- DOCUMENT TEXT
○ ○ ○ ○ ○ ○ ○

But how do businesses make the most of this growth, and prepare themselves for it? Put simply, organisations need to streamline their management of data centres and address some of the huge inefficiencies that currently exist. Conventional approaches to data centre management are quite labour intensive, with IT professionals spending their days (and sometimes even nights) manually tweaking their infrastructure in order to deal with unexpected issues.

This is a colossal waste of time and resources – Gartner even puts a dollar number on it, and believes the cost of network downtime for an organisation is roughly $42,000 every hour. And with average downtime for businesses sitting at an average of 175 hours each year, this could easily result in losses in the millions for organisations – not to mention the additional reputational damage and loss of customers that comes hand in hand with IT meltdowns.

The Complexity Challenge

IT infrastructures are undeniably complex – and becoming more so every day as the growing digitisation of applications significantly increases. So, what do increasingly complicated infrastructures mean for businesses? A similarly increased risk of system disruption as IT teams struggle to manage these applications.

See also: Frankfurt Moves on London with €120 Million Data Centre Plans

Market research firm Enterprise Storage Group (ESG) estimates that almost half of large organisations (45%) are actually running over 500 business applications. Ensuring that such a large number of applications are running at performance levels requires a great deal of time-consuming manual intervention, as well as specialised resources that often involve equally time-consuming trial and error.

So, what can organisations do to try and mitigate this problem?

Previous efforts to achieve reliability, performance and availability across this increasingly number of applications have been focused on watertight control of IT processes, as well as over-capacity and hardware redundancy. However, this is becoming increasingly challenging with the growing complexity of data storage technology. But this is somewhat of a redundant tactic – primarily since this level of complexity just can’t be effectively tackled with conventional data centre management tools.

What is needed, therefore, is a new generation of management solutions that relieve data centre administrators from arduous day-to-day work through automation and analytics, and free up their valuable time for genuine value-adding activities…

…otherwise known as an autonomous data centre.

○ ○ ○ ○ ○ ○ ○

- GIVEN INFORMATION
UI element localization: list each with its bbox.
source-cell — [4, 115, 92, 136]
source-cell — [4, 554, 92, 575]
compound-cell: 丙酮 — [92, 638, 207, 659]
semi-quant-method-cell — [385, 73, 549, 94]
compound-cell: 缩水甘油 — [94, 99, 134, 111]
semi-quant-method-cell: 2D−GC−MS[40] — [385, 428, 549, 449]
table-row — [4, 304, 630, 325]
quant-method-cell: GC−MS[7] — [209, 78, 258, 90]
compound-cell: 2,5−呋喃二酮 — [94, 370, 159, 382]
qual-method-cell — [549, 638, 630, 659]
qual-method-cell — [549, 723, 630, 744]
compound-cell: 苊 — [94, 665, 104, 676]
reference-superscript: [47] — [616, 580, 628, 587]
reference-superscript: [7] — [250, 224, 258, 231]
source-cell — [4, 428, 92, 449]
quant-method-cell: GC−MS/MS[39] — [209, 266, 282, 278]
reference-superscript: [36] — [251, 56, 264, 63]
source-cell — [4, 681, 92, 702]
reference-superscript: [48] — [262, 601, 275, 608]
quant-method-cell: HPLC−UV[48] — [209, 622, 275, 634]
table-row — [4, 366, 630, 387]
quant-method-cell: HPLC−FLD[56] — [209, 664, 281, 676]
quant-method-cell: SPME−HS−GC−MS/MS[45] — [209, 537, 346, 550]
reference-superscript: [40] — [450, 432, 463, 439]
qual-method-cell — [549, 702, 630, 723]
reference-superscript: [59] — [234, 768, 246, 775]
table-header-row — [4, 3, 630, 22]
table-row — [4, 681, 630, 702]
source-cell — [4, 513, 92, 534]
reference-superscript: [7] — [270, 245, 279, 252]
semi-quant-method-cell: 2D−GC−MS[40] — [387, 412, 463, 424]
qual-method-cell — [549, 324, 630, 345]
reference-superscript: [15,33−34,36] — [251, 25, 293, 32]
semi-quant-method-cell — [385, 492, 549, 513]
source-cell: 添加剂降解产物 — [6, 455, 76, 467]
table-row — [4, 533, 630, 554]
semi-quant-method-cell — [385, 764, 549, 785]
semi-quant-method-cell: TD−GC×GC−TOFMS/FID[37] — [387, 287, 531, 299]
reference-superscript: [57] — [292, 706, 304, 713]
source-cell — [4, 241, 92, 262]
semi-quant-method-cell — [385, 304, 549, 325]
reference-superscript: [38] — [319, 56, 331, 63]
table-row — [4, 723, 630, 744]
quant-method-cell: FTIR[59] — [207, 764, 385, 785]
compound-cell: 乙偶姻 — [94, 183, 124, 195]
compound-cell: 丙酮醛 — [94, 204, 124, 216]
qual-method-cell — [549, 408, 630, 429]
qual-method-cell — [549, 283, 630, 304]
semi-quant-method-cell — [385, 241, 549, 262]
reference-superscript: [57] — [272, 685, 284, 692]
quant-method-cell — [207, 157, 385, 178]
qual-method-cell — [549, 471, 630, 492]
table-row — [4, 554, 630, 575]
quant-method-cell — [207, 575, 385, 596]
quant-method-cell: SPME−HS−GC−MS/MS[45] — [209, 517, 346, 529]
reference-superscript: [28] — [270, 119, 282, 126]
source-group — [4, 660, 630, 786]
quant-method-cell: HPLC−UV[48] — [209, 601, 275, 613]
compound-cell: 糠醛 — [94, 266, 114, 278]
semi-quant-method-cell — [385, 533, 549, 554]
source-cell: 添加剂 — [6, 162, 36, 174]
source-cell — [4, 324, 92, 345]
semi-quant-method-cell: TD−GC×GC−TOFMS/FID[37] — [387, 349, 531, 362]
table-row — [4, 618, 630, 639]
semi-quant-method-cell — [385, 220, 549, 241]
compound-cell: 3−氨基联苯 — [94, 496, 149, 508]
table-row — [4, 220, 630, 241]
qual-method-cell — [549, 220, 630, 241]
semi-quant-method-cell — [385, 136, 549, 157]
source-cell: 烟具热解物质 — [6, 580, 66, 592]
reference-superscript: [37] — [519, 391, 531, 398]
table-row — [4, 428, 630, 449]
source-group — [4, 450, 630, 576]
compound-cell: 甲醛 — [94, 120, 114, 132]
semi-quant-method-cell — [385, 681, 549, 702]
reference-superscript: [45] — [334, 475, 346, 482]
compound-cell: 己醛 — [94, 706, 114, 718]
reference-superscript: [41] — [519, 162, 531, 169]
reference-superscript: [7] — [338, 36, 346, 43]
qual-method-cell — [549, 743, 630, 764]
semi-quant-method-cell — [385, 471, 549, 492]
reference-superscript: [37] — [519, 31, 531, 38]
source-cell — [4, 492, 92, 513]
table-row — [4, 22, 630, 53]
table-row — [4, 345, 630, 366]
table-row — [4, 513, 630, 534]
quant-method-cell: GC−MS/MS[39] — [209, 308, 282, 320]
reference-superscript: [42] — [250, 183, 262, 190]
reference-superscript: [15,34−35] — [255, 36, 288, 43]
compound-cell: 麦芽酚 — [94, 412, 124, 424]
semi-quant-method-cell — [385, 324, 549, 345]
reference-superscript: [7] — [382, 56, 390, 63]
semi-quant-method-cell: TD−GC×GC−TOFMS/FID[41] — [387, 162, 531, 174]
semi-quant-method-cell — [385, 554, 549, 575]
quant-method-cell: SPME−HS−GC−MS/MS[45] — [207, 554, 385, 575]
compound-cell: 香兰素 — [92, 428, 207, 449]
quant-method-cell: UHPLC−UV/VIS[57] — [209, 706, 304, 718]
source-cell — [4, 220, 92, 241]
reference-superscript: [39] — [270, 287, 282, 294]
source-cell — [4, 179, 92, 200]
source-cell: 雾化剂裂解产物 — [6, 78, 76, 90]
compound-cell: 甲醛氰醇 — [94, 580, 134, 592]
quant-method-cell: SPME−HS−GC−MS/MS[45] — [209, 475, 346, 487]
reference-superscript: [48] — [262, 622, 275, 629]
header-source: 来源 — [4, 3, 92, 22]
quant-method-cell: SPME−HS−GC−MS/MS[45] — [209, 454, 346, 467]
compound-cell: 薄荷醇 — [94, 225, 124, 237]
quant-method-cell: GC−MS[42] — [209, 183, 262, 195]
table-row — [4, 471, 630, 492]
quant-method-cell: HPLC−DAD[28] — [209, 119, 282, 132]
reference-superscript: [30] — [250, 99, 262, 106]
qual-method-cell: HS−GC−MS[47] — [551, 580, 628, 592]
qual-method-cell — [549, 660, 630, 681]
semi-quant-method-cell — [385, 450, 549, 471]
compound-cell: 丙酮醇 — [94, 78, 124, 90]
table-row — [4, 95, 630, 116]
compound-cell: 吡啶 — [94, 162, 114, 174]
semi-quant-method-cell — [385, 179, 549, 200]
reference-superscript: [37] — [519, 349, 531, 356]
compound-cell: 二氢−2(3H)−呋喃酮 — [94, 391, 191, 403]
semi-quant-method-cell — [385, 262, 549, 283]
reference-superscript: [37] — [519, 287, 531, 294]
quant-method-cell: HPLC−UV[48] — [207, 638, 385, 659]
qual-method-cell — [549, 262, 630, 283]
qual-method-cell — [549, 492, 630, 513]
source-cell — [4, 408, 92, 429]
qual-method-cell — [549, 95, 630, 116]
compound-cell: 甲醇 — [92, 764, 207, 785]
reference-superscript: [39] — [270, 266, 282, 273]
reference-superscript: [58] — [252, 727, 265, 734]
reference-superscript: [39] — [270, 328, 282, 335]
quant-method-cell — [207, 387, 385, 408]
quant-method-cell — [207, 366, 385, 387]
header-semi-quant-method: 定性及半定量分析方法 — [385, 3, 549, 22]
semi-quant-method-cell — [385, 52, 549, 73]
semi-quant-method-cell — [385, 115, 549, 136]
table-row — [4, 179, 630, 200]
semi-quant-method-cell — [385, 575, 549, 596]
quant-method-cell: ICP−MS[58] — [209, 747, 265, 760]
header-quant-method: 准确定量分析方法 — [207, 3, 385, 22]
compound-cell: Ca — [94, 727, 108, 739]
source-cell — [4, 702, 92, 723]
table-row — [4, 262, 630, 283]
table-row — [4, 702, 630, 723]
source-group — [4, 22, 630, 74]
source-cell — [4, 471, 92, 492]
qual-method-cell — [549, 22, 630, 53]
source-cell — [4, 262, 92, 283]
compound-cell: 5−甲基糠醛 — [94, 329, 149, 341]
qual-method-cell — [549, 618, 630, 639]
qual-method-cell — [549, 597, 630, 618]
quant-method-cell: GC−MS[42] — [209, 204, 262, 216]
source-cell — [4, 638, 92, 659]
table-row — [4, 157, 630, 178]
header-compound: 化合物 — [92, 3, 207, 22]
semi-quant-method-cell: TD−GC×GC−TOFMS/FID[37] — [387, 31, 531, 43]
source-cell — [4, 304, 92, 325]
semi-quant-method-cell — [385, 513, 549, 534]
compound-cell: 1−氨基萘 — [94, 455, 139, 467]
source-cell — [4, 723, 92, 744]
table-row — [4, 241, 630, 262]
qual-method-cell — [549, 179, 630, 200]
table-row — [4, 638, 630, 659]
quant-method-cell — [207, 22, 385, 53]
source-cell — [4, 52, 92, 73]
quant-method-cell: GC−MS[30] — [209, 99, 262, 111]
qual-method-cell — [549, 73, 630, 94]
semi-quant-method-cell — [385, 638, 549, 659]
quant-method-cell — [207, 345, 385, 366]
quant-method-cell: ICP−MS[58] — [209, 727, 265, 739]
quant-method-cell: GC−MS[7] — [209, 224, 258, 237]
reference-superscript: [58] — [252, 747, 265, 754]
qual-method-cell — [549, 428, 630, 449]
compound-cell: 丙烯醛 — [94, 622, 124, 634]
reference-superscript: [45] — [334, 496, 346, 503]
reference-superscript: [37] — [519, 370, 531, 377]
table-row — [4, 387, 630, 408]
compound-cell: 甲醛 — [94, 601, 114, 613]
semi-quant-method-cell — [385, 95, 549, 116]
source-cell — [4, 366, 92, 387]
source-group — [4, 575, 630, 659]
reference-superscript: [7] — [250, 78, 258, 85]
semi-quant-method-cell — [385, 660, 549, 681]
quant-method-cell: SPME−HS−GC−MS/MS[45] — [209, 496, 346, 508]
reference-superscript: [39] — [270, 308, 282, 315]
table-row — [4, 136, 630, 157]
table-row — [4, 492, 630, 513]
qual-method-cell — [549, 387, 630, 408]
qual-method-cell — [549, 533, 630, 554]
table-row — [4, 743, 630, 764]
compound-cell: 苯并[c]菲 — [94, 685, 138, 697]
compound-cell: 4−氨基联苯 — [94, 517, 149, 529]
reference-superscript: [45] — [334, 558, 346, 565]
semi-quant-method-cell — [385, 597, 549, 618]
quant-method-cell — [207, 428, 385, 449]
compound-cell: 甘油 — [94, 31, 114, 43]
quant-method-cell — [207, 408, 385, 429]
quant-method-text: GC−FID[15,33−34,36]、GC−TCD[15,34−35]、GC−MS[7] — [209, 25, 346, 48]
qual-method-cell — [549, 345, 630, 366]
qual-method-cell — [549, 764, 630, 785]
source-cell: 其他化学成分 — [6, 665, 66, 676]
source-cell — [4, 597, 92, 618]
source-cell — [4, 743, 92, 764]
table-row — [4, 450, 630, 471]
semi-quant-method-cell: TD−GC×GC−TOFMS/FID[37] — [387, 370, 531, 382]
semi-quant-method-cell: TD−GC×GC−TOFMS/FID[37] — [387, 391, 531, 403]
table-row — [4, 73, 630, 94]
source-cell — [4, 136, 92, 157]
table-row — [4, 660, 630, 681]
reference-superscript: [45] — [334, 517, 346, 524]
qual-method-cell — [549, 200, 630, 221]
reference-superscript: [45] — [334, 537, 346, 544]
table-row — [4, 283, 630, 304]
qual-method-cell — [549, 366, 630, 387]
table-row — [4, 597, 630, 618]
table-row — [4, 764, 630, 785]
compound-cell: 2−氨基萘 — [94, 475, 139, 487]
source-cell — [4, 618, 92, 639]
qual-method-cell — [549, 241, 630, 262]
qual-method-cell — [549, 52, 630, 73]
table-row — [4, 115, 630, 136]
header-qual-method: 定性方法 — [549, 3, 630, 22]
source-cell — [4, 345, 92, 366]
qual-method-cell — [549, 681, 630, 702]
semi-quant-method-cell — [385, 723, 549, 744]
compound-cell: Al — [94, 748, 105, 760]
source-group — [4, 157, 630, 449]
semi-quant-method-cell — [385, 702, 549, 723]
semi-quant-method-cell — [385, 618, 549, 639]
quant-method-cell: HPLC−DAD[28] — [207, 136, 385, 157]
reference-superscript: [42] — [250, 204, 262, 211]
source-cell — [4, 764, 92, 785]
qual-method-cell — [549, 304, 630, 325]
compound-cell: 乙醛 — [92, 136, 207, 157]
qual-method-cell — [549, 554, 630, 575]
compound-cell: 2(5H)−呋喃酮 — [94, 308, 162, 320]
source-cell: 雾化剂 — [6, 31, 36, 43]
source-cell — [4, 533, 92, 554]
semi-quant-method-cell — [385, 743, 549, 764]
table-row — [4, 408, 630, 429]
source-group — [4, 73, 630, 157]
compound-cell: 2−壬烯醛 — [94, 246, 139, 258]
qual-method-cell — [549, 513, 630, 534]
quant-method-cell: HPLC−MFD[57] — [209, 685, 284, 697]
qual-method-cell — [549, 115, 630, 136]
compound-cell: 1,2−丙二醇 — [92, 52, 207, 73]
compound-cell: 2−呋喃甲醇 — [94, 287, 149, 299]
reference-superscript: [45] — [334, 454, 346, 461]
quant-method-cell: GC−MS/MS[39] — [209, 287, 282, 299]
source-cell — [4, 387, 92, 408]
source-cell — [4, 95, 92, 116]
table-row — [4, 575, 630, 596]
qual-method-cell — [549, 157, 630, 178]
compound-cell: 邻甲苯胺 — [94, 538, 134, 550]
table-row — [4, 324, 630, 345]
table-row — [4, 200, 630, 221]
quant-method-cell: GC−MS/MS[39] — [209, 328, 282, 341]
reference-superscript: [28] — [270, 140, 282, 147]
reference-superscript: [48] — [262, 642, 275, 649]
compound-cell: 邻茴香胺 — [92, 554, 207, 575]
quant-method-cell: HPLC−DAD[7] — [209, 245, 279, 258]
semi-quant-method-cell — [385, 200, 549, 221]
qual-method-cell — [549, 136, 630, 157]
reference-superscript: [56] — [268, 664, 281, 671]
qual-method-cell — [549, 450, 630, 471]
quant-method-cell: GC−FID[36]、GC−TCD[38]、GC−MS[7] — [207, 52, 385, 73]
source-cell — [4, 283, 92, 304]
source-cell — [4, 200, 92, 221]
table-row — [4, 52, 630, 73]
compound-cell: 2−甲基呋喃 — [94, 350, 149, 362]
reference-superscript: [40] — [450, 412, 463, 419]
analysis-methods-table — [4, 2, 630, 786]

○ ○ ○ ○ ○ ○ ○

- EXERCISE GOAL
Reproduce the data center passage from "IT infrastructures are" up to and including "manage these applications.", with "system disruption" changed to "service outages".

- CORRECT OUTPUT
IT infrastructures are undeniably complex – and becoming more so every day as the growing digitisation of applications significantly increases. So, what do increasingly complicated infrastructures mean for businesses? A similarly increased risk of service outages as IT teams struggle to manage these applications.